Stored records
++++++++++++++++++++
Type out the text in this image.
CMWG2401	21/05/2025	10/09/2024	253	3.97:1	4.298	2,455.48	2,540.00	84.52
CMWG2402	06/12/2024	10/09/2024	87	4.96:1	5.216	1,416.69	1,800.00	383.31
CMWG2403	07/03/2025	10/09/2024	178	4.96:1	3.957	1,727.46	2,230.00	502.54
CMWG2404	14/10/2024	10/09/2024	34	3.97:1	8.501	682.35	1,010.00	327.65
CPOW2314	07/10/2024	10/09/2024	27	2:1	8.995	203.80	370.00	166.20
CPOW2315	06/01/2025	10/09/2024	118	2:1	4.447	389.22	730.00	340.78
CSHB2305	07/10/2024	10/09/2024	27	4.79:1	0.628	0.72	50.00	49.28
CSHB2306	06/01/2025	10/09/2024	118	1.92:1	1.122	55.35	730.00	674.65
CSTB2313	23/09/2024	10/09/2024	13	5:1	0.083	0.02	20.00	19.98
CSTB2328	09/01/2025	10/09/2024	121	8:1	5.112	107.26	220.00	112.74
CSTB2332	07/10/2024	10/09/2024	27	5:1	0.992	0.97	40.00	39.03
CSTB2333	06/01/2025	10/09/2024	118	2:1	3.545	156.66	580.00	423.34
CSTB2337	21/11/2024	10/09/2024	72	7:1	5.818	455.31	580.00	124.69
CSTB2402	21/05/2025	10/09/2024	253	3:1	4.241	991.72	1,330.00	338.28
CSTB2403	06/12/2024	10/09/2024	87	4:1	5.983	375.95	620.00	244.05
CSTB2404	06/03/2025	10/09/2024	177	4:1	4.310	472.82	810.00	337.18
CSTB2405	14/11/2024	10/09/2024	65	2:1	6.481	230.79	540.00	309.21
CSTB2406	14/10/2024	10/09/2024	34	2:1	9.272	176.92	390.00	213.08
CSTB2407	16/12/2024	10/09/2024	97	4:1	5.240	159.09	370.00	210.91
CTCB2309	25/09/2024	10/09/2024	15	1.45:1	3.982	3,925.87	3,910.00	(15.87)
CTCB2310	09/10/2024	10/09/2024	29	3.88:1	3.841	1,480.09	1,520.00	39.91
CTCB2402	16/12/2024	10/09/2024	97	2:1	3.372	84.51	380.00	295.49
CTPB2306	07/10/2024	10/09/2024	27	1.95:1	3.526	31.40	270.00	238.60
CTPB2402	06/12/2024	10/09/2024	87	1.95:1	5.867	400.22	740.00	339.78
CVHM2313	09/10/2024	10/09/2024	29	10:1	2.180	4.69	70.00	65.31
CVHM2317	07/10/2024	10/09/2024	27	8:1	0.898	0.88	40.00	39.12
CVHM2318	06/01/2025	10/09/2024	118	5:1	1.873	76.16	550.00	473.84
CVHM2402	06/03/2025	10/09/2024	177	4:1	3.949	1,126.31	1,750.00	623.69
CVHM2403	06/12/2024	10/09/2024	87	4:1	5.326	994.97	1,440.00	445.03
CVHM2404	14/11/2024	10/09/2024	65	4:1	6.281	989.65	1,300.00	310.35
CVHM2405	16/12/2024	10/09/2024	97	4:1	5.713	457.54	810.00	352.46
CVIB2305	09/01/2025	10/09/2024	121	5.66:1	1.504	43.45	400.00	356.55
++++++++++++++++++++
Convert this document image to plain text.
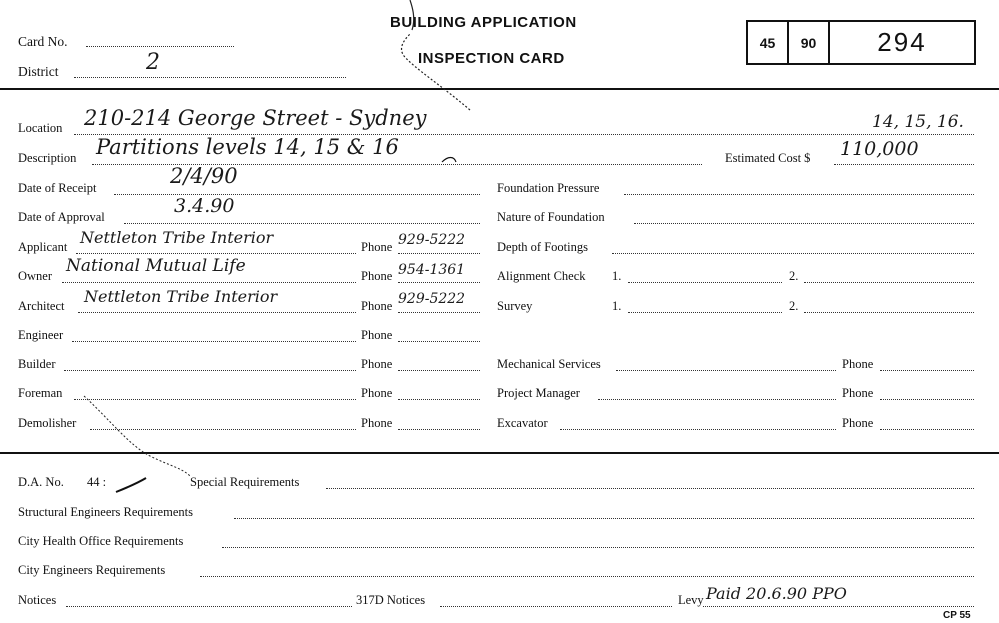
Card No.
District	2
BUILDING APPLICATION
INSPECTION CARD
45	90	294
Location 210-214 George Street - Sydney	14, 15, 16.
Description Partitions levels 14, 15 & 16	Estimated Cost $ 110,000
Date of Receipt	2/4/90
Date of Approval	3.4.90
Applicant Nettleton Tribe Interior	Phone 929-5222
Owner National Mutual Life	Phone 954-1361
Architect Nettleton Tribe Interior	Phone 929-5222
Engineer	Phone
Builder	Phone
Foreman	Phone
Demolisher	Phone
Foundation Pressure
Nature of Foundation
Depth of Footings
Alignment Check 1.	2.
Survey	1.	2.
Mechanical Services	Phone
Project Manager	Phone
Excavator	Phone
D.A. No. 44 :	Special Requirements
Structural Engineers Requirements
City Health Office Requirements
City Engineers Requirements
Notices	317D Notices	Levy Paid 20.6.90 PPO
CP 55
++++++++++++++++++++
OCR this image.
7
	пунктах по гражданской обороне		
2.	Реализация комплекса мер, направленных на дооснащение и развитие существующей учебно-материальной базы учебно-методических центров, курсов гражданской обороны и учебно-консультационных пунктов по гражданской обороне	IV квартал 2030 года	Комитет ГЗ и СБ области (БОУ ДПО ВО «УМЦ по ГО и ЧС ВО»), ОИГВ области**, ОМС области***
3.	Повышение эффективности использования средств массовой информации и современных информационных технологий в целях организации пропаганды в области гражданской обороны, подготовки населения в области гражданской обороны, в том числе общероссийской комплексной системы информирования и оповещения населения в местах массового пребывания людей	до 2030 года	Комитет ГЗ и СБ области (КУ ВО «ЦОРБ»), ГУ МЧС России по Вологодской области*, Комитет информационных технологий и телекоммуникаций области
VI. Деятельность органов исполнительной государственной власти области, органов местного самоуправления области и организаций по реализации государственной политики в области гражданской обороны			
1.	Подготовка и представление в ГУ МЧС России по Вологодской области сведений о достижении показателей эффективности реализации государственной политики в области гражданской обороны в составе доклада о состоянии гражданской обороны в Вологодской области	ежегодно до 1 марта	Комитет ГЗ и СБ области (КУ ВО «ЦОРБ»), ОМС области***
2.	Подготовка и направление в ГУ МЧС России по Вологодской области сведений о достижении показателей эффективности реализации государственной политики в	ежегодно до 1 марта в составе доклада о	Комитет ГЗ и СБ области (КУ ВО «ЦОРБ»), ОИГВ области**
++++++++++++++++++++
Pick out every line of the listing containing the word "Date", and show those lines.

Date of Receipt	2/4/90
Date of Approval	3.4.90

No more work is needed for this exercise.